Can you retype every record below exactly as written?

== INPUT ROWS

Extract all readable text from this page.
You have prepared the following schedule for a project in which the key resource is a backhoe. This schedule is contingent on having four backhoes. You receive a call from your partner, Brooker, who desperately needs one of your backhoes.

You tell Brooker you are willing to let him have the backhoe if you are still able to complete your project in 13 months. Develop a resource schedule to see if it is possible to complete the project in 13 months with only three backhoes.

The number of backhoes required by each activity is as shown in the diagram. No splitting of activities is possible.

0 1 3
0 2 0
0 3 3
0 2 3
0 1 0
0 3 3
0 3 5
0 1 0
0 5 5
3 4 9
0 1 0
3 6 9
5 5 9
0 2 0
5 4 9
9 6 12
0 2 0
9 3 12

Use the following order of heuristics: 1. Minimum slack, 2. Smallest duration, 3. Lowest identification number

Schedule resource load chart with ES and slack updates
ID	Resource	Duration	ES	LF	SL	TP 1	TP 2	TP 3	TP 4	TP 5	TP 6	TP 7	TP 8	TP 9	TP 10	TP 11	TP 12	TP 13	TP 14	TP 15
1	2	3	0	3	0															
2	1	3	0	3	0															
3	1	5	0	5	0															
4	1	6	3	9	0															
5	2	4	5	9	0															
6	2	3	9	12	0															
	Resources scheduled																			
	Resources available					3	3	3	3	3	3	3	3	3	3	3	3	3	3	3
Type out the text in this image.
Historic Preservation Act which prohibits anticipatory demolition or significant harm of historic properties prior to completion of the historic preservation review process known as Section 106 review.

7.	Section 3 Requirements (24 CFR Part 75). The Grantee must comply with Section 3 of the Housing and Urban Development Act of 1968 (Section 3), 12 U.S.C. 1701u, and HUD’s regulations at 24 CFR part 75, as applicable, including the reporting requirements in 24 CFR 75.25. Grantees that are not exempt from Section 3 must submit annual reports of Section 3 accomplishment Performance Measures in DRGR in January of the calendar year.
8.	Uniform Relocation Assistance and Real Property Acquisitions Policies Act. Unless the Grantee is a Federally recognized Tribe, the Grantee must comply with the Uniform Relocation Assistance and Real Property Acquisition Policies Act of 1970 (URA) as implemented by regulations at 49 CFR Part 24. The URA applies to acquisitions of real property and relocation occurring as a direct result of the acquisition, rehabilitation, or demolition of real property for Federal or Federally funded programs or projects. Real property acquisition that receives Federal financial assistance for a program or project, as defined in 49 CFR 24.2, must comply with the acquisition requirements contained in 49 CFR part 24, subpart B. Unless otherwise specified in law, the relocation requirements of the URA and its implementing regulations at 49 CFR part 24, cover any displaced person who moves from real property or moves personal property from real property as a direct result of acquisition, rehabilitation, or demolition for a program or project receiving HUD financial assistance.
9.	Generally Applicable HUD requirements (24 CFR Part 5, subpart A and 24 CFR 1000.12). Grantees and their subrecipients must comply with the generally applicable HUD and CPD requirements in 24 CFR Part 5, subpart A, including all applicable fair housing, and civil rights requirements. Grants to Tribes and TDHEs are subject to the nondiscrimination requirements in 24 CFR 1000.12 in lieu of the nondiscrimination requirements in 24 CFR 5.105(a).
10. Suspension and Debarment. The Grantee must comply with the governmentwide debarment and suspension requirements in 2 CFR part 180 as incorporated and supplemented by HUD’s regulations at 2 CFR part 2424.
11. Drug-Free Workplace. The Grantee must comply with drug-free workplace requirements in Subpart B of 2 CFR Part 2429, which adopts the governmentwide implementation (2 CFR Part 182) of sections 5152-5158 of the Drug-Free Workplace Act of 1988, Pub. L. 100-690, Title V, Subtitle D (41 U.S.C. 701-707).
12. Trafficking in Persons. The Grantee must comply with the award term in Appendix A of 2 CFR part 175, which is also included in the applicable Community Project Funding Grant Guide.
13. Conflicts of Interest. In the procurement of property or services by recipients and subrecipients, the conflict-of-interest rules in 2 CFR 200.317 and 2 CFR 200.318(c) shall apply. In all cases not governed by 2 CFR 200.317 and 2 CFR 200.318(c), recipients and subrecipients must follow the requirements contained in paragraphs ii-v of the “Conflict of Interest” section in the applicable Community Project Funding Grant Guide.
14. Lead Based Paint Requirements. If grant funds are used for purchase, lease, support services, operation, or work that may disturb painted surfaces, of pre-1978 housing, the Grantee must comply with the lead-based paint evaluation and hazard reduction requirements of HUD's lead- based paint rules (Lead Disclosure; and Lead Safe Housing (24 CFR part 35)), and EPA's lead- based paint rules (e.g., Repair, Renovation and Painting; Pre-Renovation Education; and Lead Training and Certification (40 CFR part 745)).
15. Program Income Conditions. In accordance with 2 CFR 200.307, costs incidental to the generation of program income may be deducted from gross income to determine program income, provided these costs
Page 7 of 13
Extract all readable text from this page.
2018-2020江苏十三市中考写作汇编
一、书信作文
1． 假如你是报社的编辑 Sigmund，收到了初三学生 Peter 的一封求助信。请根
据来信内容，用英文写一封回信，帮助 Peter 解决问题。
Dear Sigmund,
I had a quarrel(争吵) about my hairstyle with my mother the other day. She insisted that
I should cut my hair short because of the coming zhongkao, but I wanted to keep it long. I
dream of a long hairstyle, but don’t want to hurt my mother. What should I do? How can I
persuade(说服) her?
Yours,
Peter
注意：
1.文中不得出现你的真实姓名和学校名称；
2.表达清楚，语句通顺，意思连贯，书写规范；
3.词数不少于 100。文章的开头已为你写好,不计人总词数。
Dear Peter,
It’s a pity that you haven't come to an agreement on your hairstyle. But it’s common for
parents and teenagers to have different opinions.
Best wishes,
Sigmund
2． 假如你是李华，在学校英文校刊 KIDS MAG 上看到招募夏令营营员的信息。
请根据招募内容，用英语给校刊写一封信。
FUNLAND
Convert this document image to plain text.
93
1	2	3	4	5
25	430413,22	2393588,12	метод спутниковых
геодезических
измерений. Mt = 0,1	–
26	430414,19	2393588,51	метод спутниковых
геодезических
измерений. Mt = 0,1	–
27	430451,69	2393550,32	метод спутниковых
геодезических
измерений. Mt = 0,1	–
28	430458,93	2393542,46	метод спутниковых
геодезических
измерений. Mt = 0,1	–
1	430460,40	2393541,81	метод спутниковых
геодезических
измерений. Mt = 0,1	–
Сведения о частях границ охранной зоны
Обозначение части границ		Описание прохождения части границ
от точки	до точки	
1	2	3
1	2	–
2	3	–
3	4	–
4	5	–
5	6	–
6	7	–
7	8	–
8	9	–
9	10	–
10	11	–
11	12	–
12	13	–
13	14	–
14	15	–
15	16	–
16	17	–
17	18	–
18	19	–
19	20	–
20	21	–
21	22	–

====

TASK SOLUTION:
Extract all readable text from this page.
You have prepared the following schedule for a project in which the key resource is a backhoe. This schedule is contingent on having four backhoes. You receive a call from your partner, Brooker, who desperately needs one of your backhoes.

You tell Brooker you are willing to let him have the backhoe if you are still able to complete your project in 13 months. Develop a resource schedule to see if it is possible to complete the project in 13 months with only three backhoes.

The number of backhoes required by each activity is as shown in the diagram. No splitting of activities is possible.

0 1 3
0 2 0
0 3 3
0 2 3
0 1 0
0 3 3
0 3 5
0 1 0
0 5 5
3 4 9
0 1 0
3 6 9
5 5 9
0 2 0
5 4 9
9 6 12
0 2 0
9 3 12

Use the following order of heuristics: 1. Minimum slack, 2. Smallest duration, 3. Lowest identification number

Schedule resource load chart with ES and slack updates
ID	Resource	Duration	ES	LF	SL	TP 1	TP 2	TP 3	TP 4	TP 5	TP 6	TP 7	TP 8	TP 9	TP 10	TP 11	TP 12	TP 13	TP 14	TP 15
1	2	3	0	3	0															
2	1	3	0	3	0															
3	1	5	0	5	0															
4	1	6	3	9	0															
5	2	4	5	9	0															
6	2	3	9	12	0															
	Resources scheduled																			
	Resources available					3	3	3	3	3	3	3	3	3	3	3	3	3	3	3
Type out the text in this image.
Historic Preservation Act which prohibits anticipatory demolition or significant harm of historic properties prior to completion of the historic preservation review process known as Section 106 review.

7.	Section 3 Requirements (24 CFR Part 75). The Grantee must comply with Section 3 of the Housing and Urban Development Act of 1968 (Section 3), 12 U.S.C. 1701u, and HUD’s regulations at 24 CFR part 75, as applicable, including the reporting requirements in 24 CFR 75.25. Grantees that are not exempt from Section 3 must submit annual reports of Section 3 accomplishment Performance Measures in DRGR in January of the calendar year.
8.	Uniform Relocation Assistance and Real Property Acquisitions Policies Act. Unless the Grantee is a Federally recognized Tribe, the Grantee must comply with the Uniform Relocation Assistance and Real Property Acquisition Policies Act of 1970 (URA) as implemented by regulations at 49 CFR Part 24. The URA applies to acquisitions of real property and relocation occurring as a direct result of the acquisition, rehabilitation, or demolition of real property for Federal or Federally funded programs or projects. Real property acquisition that receives Federal financial assistance for a program or project, as defined in 49 CFR 24.2, must comply with the acquisition requirements contained in 49 CFR part 24, subpart B. Unless otherwise specified in law, the relocation requirements of the URA and its implementing regulations at 49 CFR part 24, cover any displaced person who moves from real property or moves personal property from real property as a direct result of acquisition, rehabilitation, or demolition for a program or project receiving HUD financial assistance.
9.	Generally Applicable HUD requirements (24 CFR Part 5, subpart A and 24 CFR 1000.12). Grantees and their subrecipients must comply with the generally applicable HUD and CPD requirements in 24 CFR Part 5, subpart A, including all applicable fair housing, and civil rights requirements. Grants to Tribes and TDHEs are subject to the nondiscrimination requirements in 24 CFR 1000.12 in lieu of the nondiscrimination requirements in 24 CFR 5.105(a).
10. Suspension and Debarment. The Grantee must comply with the governmentwide debarment and suspension requirements in 2 CFR part 180 as incorporated and supplemented by HUD’s regulations at 2 CFR part 2424.
11. Drug-Free Workplace. The Grantee must comply with drug-free workplace requirements in Subpart B of 2 CFR Part 2429, which adopts the governmentwide implementation (2 CFR Part 182) of sections 5152-5158 of the Drug-Free Workplace Act of 1988, Pub. L. 100-690, Title V, Subtitle D (41 U.S.C. 701-707).
12. Trafficking in Persons. The Grantee must comply with the award term in Appendix A of 2 CFR part 175, which is also included in the applicable Community Project Funding Grant Guide.
13. Conflicts of Interest. In the procurement of property or services by recipients and subrecipients, the conflict-of-interest rules in 2 CFR 200.317 and 2 CFR 200.318(c) shall apply. In all cases not governed by 2 CFR 200.317 and 2 CFR 200.318(c), recipients and subrecipients must follow the requirements contained in paragraphs ii-v of the “Conflict of Interest” section in the applicable Community Project Funding Grant Guide.
14. Lead Based Paint Requirements. If grant funds are used for purchase, lease, support services, operation, or work that may disturb painted surfaces, of pre-1978 housing, the Grantee must comply with the lead-based paint evaluation and hazard reduction requirements of HUD's lead- based paint rules (Lead Disclosure; and Lead Safe Housing (24 CFR part 35)), and EPA's lead- based paint rules (e.g., Repair, Renovation and Painting; Pre-Renovation Education; and Lead Training and Certification (40 CFR part 745)).
15. Program Income Conditions. In accordance with 2 CFR 200.307, costs incidental to the generation of program income may be deducted from gross income to determine program income, provided these costs
Page 7 of 13
Extract all readable text from this page.
2018-2020江苏十三市中考写作汇编
一、书信作文
1． 假如你是报社的编辑 Sigmund，收到了初三学生 Peter 的一封求助信。请根
据来信内容，用英文写一封回信，帮助 Peter 解决问题。
Dear Sigmund,
I had a quarrel(争吵) about my hairstyle with my mother the other day. She insisted that
I should cut my hair short because of the coming zhongkao, but I wanted to keep it long. I
dream of a long hairstyle, but don’t want to hurt my mother. What should I do? How can I
persuade(说服) her?
Yours,
Peter
注意：
1.文中不得出现你的真实姓名和学校名称；
2.表达清楚，语句通顺，意思连贯，书写规范；
3.词数不少于 100。文章的开头已为你写好,不计人总词数。
Dear Peter,
It’s a pity that you haven't come to an agreement on your hairstyle. But it’s common for
parents and teenagers to have different opinions.
Best wishes,
Sigmund
2． 假如你是李华，在学校英文校刊 KIDS MAG 上看到招募夏令营营员的信息。
请根据招募内容，用英语给校刊写一封信。
FUNLAND
Convert this document image to plain text.
93
1	2	3	4	5
25	430413,22	2393588,12	метод спутниковых
геодезических
измерений. Mt = 0,1	–
26	430414,19	2393588,51	метод спутниковых
геодезических
измерений. Mt = 0,1	–
27	430451,69	2393550,32	метод спутниковых
геодезических
измерений. Mt = 0,1	–
28	430458,93	2393542,46	метод спутниковых
геодезических
измерений. Mt = 0,1	–
1	430460,40	2393541,81	метод спутниковых
геодезических
измерений. Mt = 0,1	–
Сведения о частях границ охранной зоны
Обозначение части границ		Описание прохождения части границ
от точки	до точки	
1	2	3
1	2	–
2	3	–
3	4	–
4	5	–
5	6	–
6	7	–
7	8	–
8	9	–
9	10	–
10	11	–
11	12	–
12	13	–
13	14	–
14	15	–
15	16	–
16	17	–
17	18	–
18	19	–
19	20	–
20	21	–
21	22	–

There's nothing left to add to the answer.